▶ [Task details]: Every record below should be written out exactly; pictures stay out.

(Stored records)
____________________

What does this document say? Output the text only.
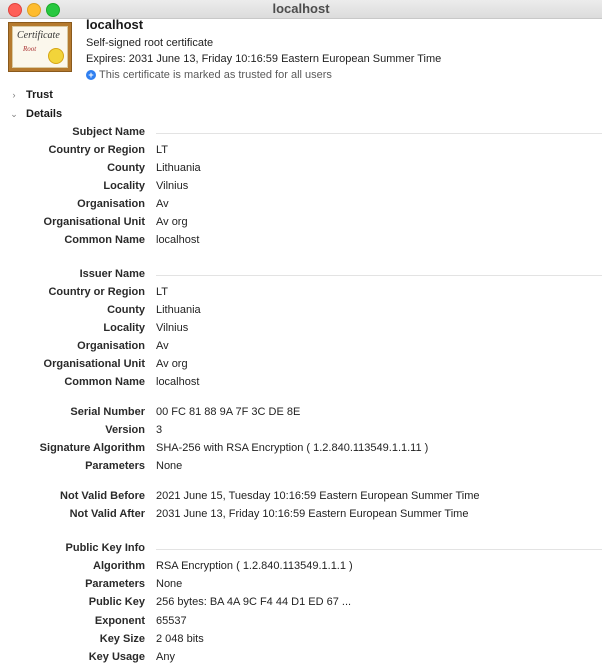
localhost
Certificate
Root
localhost
Self-signed root certificate
Expires: 2031 June 13, Friday 10:16:59 Eastern European Summer Time
+ This certificate is marked as trusted for all users
› Trust
⌄ Details
Subject Name
Country or Region LT
County Lithuania
Locality Vilnius
Organisation Av
Organisational Unit Av org
Common Name localhost
Issuer Name
Country or Region LT
County Lithuania
Locality Vilnius
Organisation Av
Organisational Unit Av org
Common Name localhost
Serial Number 00 FC 81 88 9A 7F 3C DE 8E
Version 3
Signature Algorithm SHA-256 with RSA Encryption ( 1.2.840.113549.1.1.11 )
Parameters None
Not Valid Before 2021 June 15, Tuesday 10:16:59 Eastern European Summer Time
Not Valid After 2031 June 13, Friday 10:16:59 Eastern European Summer Time
Public Key Info
Algorithm RSA Encryption ( 1.2.840.113549.1.1.1 )
Parameters None
Public Key 256 bytes: BA 4A 9C F4 44 D1 ED 67 ...
Exponent 65537
Key Size 2 048 bits
Key Usage Any
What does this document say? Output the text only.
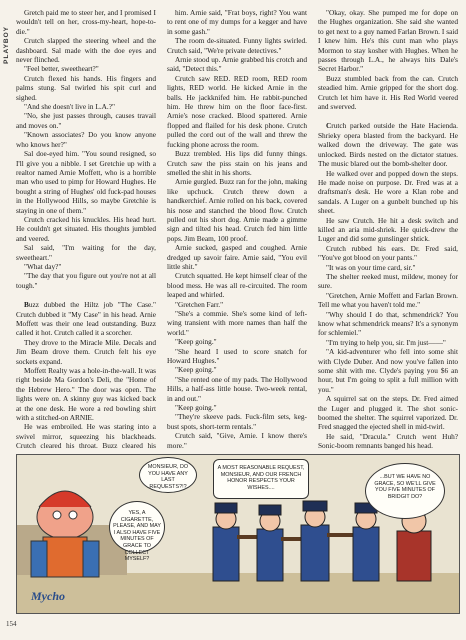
PLAYBOY

Gretch paid me to steer her, and I promised I wouldn't tell on her, cross-my-heart, hope-to-die."

Crutch slapped the steering wheel and the dashboard. Sal made with the doe eyes and never flinched.

"Feel better, sweetheart?"

Crutch flexed his hands. His fingers and palms stung. Sal twirled his spit curl and sighed.

"And she doesn't live in L.A.?"

"No, she just passes through, causes travail and moves on."

"Known associates? Do you know anyone who knows her?"

Sal doe-eyed him. "You sound resigned, so I'll give you a nibble. I set Gretchie up with a realtor named Arnie Moffett, who is a horrible man who used to pimp for Howard Hughes. He bought a string of Hughes' old fuck-pad houses in the Hollywood Hills, so maybe Gretchie is staying in one of them."

Crutch cracked his knuckles. His head hurt. He couldn't get situated. His thoughts jumbled and veered.

Sal said, "I'm waiting for the day, sweetheart."

"What day?"

"The day that you figure out you're not at all tough."

Buzz dubbed the Hiltz job "The Case." Crutch dubbed it "My Case" in his head. Arnie Moffett was their one lead outstanding. Buzz called it hot. Crutch called it a scorcher.

They drove to the Miracle Mile. Decals and Jim Beam drove them. Crutch felt his eye sockets expand.

Moffett Realty was a hole-in-the-wall. It was right beside Ma Gordon's Deli, the "Home of the Hebrew Hero." The door was open. The lights were on. A skinny guy was kicked back at the one desk. He wore a red bowling shirt with a stitched-on ARNIE.

He was embroiled. He was staring into a swivel mirror, squeezing his blackheads. Crutch cleared his throat. Buzz cleared his

him. Arnie said, "Frat boys, right? You want to rent one of my dumps for a kegger and have in some gash."

The room de-situated. Funny lights swirled. Crutch said, "We're private detectives."

Arnie stood up. Arnie grabbed his crotch and said, "Detect this."

Crutch saw RED. RED room, RED room lights, RED world. He kicked Arnie in the balls. He jackknifed him. He rabbit-punched him. He threw him on the floor face-first. Arnie's nose cracked. Blood spattered. Arnie flopped and flailed for his desk phone. Crutch pulled the cord out of the wall and threw the fucking phone across the room.

Buzz trembled. His lips did funny things. Crutch saw the piss stain on his jeans and smelled the shit in his shorts.

Arnie gurgled. Buzz ran for the john, making like upchuck. Crutch threw down a handkerchief. Arnie rolled on his back, covered his nose and stanched the blood flow. Crutch pulled out his short dog. Arnie made a gimme sign and tilted his head. Crutch fed him little pops. Jim Beam, 100 proof.

Arnie sucked, gasped and coughed. Arnie dredged up savoir faire. Arnie said, "You evil little shit."

Crutch squatted. He kept himself clear of the blood mess. He was all re-circuited. The room leaped and whirled.

"Gretchen Farr."

"She's a commie. She's some kind of left-wing transient with more names than half the world."

"Keep going."

"She heard I used to score snatch for Howard Hughes."

"Keep going."

"She rented one of my pads. The Hollywood Hills, a half-ass little house. Two-week rental, in and out."

"Keep going."

"They're skeeve pads. Fuck-film sets, keg-bust spots, short-term rentals."

Crutch said, "Give, Arnie. I know there's more."

"Okay, okay. She pumped me for dope on the Hughes organization. She said she wanted to get next to a guy named Farlan Brown. I said I knew him. He's this cunt man who plays Mormon to stay kosher with Hughes. When he passes through L.A., he always hits Dale's Secret Harbor."

Buzz stumbled back from the can. Crutch steadied him. Arnie gripped for the short dog. Crutch let him have it. His Red World veered and swerved.

Crutch parked outside the Hate Hacienda. Shrieky opera blasted from the backyard. He walked down the driveway. The gate was unlocked. Birds nested on the dictator statues. The music blared out the bomb-shelter door.

He walked over and popped down the steps. He made noise on purpose. Dr. Fred was at a draftsman's desk. He wore a Klan robe and sandals. A Luger on a gunbelt bunched up his sheet.

He saw Crutch. He hit a desk switch and killed an aria mid-shriek. He quick-drew the Luger and did some gunslinger shtick.

Crutch rubbed his ears. Dr. Fred said, "You've got blood on your pants."

"It was on your time card, sir."

The shelter reeked must, mildew, money for sure.

"Gretchen, Arnie Moffett and Farlan Brown. Tell me what you haven't told me."

"Why should I do that, schmendrick? You know what schmendrick means? It's a synonym for schlemiel."

"I'm trying to help you, sir. I'm just——"

"A kid-adventurer who fell into some shit with Clyde Duber. And now you've fallen into some shit with me. Clyde's paying you $6 an hour, but I'm going to split a full million with you."

A squirrel sat on the steps. Dr. Fred aimed the Luger and plugged it. The shot sonic-boomed the shelter. The squirrel vaporized. Dr. Fred snagged the ejected shell in mid-twirl.

He said, "Dracula." Crutch went Huh? Sonic-boom remnants banged his head.

MONSIEUR, DO YOU HAVE ANY LAST REQUESTS?!?
YES, A CIGARETTE, PLEASE, AND MAY I ALSO HAVE FIVE MINUTES OF GRACE TO COLLECT MYSELF?
A MOST REASONABLE REQUEST, MONSIEUR, AND OUR FRENCH HONOR RESPECTS YOUR WISHES....
...BUT WE HAVE NO GRACE, SO WE'LL GIVE YOU FIVE MINUTES OF BRIDGIT DO?
Mycho
154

____________________

▶ [Written reply]:
What does this document say? Output the text only.
localhost
Certificate
Root
localhost
Self-signed root certificate
Expires: 2031 June 13, Friday 10:16:59 Eastern European Summer Time
+ This certificate is marked as trusted for all users
› Trust
⌄ Details
Subject Name
Country or Region LT
County Lithuania
Locality Vilnius
Organisation Av
Organisational Unit Av org
Common Name localhost
Issuer Name
Country or Region LT
County Lithuania
Locality Vilnius
Organisation Av
Organisational Unit Av org
Common Name localhost
Serial Number 00 FC 81 88 9A 7F 3C DE 8E
Version 3
Signature Algorithm SHA-256 with RSA Encryption ( 1.2.840.113549.1.1.11 )
Parameters None
Not Valid Before 2021 June 15, Tuesday 10:16:59 Eastern European Summer Time
Not Valid After 2031 June 13, Friday 10:16:59 Eastern European Summer Time
Public Key Info
Algorithm RSA Encryption ( 1.2.840.113549.1.1.1 )
Parameters None
Public Key 256 bytes: BA 4A 9C F4 44 D1 ED 67 ...
Exponent 65537
Key Size 2 048 bits
Key Usage Any
What does this document say? Output the text only.
PLAYBOY

Gretch paid me to steer her, and I promised I wouldn't tell on her, cross-my-heart, hope-to-die."

Crutch slapped the steering wheel and the dashboard. Sal made with the doe eyes and never flinched.

"Feel better, sweetheart?"

Crutch flexed his hands. His fingers and palms stung. Sal twirled his spit curl and sighed.

"And she doesn't live in L.A.?"

"No, she just passes through, causes travail and moves on."

"Known associates? Do you know anyone who knows her?"

Sal doe-eyed him. "You sound resigned, so I'll give you a nibble. I set Gretchie up with a realtor named Arnie Moffett, who is a horrible man who used to pimp for Howard Hughes. He bought a string of Hughes' old fuck-pad houses in the Hollywood Hills, so maybe Gretchie is staying in one of them."

Crutch cracked his knuckles. His head hurt. He couldn't get situated. His thoughts jumbled and veered.

Sal said, "I'm waiting for the day, sweetheart."

"What day?"

"The day that you figure out you're not at all tough."

Buzz dubbed the Hiltz job "The Case." Crutch dubbed it "My Case" in his head. Arnie Moffett was their one lead outstanding. Buzz called it hot. Crutch called it a scorcher.

They drove to the Miracle Mile. Decals and Jim Beam drove them. Crutch felt his eye sockets expand.

Moffett Realty was a hole-in-the-wall. It was right beside Ma Gordon's Deli, the "Home of the Hebrew Hero." The door was open. The lights were on. A skinny guy was kicked back at the one desk. He wore a red bowling shirt with a stitched-on ARNIE.

He was embroiled. He was staring into a swivel mirror, squeezing his blackheads. Crutch cleared his throat. Buzz cleared his

him. Arnie said, "Frat boys, right? You want to rent one of my dumps for a kegger and have in some gash."

The room de-situated. Funny lights swirled. Crutch said, "We're private detectives."

Arnie stood up. Arnie grabbed his crotch and said, "Detect this."

Crutch saw RED. RED room, RED room lights, RED world. He kicked Arnie in the balls. He jackknifed him. He rabbit-punched him. He threw him on the floor face-first. Arnie's nose cracked. Blood spattered. Arnie flopped and flailed for his desk phone. Crutch pulled the cord out of the wall and threw the fucking phone across the room.

Buzz trembled. His lips did funny things. Crutch saw the piss stain on his jeans and smelled the shit in his shorts.

Arnie gurgled. Buzz ran for the john, making like upchuck. Crutch threw down a handkerchief. Arnie rolled on his back, covered his nose and stanched the blood flow. Crutch pulled out his short dog. Arnie made a gimme sign and tilted his head. Crutch fed him little pops. Jim Beam, 100 proof.

Arnie sucked, gasped and coughed. Arnie dredged up savoir faire. Arnie said, "You evil little shit."

Crutch squatted. He kept himself clear of the blood mess. He was all re-circuited. The room leaped and whirled.

"Gretchen Farr."

"She's a commie. She's some kind of left-wing transient with more names than half the world."

"Keep going."

"She heard I used to score snatch for Howard Hughes."

"Keep going."

"She rented one of my pads. The Hollywood Hills, a half-ass little house. Two-week rental, in and out."

"Keep going."

"They're skeeve pads. Fuck-film sets, keg-bust spots, short-term rentals."

Crutch said, "Give, Arnie. I know there's more."

"Okay, okay. She pumped me for dope on the Hughes organization. She said she wanted to get next to a guy named Farlan Brown. I said I knew him. He's this cunt man who plays Mormon to stay kosher with Hughes. When he passes through L.A., he always hits Dale's Secret Harbor."

Buzz stumbled back from the can. Crutch steadied him. Arnie gripped for the short dog. Crutch let him have it. His Red World veered and swerved.

Crutch parked outside the Hate Hacienda. Shrieky opera blasted from the backyard. He walked down the driveway. The gate was unlocked. Birds nested on the dictator statues. The music blared out the bomb-shelter door.

He walked over and popped down the steps. He made noise on purpose. Dr. Fred was at a draftsman's desk. He wore a Klan robe and sandals. A Luger on a gunbelt bunched up his sheet.

He saw Crutch. He hit a desk switch and killed an aria mid-shriek. He quick-drew the Luger and did some gunslinger shtick.

Crutch rubbed his ears. Dr. Fred said, "You've got blood on your pants."

"It was on your time card, sir."

The shelter reeked must, mildew, money for sure.

"Gretchen, Arnie Moffett and Farlan Brown. Tell me what you haven't told me."

"Why should I do that, schmendrick? You know what schmendrick means? It's a synonym for schlemiel."

"I'm trying to help you, sir. I'm just——"

"A kid-adventurer who fell into some shit with Clyde Duber. And now you've fallen into some shit with me. Clyde's paying you $6 an hour, but I'm going to split a full million with you."

A squirrel sat on the steps. Dr. Fred aimed the Luger and plugged it. The shot sonic-boomed the shelter. The squirrel vaporized. Dr. Fred snagged the ejected shell in mid-twirl.

He said, "Dracula." Crutch went Huh? Sonic-boom remnants banged his head.

MONSIEUR, DO YOU HAVE ANY LAST REQUESTS?!?
YES, A CIGARETTE, PLEASE, AND MAY I ALSO HAVE FIVE MINUTES OF GRACE TO COLLECT MYSELF?
A MOST REASONABLE REQUEST, MONSIEUR, AND OUR FRENCH HONOR RESPECTS YOUR WISHES....
...BUT WE HAVE NO GRACE, SO WE'LL GIVE YOU FIVE MINUTES OF BRIDGIT DO?
Mycho
154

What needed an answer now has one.